_What you are asked to do_
Work out the number of lines containing "консервов". Answer with nothing but that number.

_Stored records_
────────────────────────────────────────

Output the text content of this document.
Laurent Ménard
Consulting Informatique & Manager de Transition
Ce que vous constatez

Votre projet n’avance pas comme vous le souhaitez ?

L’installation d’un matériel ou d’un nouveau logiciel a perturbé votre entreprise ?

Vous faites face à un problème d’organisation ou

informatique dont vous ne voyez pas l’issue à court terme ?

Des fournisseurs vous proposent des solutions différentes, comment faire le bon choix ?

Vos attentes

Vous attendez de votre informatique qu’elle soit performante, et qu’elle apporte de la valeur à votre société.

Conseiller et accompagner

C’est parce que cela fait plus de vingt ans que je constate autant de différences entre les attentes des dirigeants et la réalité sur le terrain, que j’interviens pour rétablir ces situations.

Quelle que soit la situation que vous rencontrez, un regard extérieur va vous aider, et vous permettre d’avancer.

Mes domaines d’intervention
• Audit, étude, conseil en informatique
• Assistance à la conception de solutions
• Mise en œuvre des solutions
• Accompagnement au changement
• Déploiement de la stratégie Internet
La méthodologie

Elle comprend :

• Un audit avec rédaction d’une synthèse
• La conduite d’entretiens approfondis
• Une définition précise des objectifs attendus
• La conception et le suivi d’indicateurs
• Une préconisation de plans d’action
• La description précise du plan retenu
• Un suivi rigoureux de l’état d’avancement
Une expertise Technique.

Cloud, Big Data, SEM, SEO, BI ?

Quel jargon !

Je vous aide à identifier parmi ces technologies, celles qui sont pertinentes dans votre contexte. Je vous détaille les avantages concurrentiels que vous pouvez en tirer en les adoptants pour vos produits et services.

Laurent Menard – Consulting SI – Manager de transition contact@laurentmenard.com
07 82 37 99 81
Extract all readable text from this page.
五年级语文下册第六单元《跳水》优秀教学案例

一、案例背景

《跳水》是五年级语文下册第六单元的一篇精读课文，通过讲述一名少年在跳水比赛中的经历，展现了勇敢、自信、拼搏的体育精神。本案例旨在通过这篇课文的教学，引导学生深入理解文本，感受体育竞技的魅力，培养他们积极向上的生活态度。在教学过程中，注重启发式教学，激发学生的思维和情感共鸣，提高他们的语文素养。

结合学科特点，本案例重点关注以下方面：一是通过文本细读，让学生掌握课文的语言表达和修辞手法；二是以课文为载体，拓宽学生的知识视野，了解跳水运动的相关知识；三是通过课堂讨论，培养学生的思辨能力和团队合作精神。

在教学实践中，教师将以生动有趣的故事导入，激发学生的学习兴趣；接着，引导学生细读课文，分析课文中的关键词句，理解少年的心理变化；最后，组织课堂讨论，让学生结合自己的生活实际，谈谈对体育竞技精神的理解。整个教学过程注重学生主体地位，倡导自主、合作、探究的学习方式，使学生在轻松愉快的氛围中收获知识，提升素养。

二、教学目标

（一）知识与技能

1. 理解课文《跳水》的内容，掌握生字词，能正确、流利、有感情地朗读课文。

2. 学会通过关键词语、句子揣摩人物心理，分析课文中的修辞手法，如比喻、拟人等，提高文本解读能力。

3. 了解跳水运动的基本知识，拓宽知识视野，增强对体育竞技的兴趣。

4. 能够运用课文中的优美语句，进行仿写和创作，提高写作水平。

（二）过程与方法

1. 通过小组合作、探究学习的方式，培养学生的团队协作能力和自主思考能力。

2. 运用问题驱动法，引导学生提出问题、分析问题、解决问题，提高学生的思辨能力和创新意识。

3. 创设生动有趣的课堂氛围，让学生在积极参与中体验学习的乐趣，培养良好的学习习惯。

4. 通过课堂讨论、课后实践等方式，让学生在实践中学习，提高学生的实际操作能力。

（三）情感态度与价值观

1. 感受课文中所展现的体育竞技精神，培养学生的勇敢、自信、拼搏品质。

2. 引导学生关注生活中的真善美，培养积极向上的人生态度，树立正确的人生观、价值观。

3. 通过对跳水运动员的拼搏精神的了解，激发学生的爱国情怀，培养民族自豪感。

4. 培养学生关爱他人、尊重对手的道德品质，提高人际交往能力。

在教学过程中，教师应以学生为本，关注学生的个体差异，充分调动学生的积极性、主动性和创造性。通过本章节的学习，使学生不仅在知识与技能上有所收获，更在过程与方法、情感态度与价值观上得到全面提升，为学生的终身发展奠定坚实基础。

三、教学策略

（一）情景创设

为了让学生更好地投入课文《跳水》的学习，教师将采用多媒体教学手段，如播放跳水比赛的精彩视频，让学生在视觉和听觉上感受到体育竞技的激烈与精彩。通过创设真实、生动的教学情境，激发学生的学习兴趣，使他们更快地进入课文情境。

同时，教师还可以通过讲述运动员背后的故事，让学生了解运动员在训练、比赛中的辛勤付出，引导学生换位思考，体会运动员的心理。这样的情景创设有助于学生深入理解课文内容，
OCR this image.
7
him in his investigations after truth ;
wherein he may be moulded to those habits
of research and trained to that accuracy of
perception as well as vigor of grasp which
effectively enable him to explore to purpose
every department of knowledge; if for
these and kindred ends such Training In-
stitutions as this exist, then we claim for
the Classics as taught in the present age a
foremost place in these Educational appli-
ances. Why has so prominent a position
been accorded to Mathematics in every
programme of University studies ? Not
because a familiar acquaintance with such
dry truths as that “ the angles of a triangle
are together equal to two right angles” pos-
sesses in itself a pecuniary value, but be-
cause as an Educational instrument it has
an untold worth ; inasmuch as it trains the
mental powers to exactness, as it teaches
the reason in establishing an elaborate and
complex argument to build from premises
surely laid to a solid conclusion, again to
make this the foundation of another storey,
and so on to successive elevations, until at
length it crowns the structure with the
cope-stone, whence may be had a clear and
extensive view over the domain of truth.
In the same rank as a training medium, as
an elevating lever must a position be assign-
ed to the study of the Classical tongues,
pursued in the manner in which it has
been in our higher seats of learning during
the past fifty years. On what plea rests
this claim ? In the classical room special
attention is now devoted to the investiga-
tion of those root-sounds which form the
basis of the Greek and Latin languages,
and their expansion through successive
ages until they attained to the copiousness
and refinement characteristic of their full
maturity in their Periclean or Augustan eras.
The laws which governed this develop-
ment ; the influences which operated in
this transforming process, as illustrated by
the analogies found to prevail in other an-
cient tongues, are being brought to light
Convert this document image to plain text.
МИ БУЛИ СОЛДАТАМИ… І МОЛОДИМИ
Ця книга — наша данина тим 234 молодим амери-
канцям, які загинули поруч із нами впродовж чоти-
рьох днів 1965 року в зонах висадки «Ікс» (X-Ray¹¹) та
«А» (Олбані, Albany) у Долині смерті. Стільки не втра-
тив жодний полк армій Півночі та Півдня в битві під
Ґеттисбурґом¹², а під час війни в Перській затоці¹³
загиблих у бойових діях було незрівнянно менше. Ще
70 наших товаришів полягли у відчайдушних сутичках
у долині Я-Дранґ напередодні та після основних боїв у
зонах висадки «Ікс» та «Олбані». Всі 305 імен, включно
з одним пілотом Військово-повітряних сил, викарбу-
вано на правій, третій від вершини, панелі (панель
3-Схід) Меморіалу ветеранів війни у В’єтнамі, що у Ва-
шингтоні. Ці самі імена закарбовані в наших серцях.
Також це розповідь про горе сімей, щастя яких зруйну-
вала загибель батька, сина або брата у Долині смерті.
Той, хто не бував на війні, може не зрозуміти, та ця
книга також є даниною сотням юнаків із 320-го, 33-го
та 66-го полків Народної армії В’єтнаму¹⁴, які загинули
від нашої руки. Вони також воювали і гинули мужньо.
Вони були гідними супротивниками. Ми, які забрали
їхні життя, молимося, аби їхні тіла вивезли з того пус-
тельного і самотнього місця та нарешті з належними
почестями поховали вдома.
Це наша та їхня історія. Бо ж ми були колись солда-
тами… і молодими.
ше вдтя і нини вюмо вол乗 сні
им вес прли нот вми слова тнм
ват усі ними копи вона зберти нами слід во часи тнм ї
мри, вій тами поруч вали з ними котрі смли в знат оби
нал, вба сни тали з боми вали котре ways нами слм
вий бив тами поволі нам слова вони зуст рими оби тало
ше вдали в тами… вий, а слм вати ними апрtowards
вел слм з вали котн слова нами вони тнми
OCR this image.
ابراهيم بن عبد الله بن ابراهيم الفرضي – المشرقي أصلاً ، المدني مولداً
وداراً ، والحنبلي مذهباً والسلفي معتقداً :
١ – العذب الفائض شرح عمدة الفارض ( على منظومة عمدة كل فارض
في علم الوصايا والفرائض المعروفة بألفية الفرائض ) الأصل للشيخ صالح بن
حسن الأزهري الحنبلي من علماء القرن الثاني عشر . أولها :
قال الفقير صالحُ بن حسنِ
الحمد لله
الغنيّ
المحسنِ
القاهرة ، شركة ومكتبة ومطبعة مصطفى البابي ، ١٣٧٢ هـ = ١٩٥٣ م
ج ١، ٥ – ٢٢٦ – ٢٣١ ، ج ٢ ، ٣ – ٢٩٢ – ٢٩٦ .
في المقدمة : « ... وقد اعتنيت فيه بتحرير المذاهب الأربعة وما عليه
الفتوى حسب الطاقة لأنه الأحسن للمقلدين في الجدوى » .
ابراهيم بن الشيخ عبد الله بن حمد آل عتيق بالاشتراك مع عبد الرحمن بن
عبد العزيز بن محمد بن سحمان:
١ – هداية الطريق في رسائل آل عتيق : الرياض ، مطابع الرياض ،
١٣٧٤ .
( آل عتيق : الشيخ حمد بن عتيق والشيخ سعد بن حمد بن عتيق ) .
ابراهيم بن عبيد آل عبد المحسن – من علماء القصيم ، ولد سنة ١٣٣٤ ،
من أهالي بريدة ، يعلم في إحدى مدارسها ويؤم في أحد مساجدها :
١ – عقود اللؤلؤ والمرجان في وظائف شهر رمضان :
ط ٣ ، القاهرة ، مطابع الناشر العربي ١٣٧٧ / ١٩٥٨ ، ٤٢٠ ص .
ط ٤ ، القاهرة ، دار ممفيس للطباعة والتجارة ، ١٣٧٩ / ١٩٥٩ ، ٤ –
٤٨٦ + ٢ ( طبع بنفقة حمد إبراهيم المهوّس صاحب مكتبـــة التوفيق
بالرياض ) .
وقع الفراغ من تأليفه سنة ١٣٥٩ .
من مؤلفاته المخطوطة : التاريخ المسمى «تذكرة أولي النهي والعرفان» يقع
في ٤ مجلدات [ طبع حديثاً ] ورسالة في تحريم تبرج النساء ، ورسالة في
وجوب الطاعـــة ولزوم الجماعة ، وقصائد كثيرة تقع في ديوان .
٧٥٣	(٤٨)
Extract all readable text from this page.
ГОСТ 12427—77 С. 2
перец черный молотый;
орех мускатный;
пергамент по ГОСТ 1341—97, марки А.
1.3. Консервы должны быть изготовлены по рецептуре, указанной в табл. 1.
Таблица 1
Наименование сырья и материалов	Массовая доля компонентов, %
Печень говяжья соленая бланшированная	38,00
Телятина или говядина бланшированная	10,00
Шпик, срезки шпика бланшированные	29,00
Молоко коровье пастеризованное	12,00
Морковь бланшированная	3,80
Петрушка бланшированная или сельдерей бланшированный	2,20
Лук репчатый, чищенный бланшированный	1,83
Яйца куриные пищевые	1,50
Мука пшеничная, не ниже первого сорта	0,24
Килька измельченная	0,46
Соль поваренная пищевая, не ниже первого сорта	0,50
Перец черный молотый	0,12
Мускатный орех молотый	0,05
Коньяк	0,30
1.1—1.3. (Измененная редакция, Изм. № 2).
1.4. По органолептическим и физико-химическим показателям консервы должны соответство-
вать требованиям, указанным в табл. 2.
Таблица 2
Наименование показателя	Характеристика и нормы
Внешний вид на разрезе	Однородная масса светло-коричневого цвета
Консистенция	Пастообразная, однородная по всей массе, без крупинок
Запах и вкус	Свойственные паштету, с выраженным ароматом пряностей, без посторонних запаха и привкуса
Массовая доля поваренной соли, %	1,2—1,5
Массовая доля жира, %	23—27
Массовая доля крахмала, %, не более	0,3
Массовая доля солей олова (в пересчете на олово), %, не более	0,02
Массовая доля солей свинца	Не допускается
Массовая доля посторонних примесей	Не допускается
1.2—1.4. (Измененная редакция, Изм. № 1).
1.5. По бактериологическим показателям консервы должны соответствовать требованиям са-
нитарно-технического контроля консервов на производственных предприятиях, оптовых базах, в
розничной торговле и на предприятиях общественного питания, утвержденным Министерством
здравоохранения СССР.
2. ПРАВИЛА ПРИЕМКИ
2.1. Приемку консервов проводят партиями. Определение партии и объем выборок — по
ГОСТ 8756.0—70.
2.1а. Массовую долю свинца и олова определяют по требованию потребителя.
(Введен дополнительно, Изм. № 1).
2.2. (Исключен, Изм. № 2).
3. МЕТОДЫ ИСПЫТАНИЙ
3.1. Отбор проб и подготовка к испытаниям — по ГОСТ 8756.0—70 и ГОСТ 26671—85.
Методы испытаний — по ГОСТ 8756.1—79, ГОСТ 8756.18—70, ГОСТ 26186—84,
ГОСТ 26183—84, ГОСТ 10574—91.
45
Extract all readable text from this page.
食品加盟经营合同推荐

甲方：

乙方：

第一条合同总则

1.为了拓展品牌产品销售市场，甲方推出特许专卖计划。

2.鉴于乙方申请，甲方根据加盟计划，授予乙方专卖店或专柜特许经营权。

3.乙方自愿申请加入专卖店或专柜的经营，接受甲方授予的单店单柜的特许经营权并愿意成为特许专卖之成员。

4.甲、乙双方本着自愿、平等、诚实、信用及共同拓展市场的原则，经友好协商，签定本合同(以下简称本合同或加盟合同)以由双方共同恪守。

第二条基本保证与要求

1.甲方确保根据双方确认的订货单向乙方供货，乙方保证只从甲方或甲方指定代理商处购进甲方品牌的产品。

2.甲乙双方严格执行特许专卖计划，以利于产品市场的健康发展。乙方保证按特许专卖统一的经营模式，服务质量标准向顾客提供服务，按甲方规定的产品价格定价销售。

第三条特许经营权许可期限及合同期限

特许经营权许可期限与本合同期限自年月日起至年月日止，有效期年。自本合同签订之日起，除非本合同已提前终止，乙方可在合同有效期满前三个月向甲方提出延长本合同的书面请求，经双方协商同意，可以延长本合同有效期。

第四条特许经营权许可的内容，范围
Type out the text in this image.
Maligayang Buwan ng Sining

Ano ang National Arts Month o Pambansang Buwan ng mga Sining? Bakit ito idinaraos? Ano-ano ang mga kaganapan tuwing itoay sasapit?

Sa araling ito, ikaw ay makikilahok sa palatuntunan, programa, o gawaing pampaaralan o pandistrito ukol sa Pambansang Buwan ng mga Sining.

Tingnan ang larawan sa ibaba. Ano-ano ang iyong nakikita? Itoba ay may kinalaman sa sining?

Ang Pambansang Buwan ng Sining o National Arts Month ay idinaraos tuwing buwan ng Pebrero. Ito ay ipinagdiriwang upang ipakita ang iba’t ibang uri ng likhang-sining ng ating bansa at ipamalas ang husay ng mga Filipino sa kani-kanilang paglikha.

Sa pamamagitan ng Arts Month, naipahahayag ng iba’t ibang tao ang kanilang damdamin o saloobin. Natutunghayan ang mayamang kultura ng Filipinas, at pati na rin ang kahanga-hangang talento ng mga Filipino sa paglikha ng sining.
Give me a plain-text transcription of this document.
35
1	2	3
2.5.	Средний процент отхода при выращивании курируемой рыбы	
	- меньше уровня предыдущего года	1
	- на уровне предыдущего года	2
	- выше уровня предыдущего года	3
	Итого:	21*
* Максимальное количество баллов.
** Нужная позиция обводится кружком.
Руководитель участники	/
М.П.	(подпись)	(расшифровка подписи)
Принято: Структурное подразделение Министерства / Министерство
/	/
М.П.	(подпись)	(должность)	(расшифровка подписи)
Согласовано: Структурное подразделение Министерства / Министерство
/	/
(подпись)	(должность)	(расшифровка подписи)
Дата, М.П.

────────────────────────────────────────

_Task answer_
2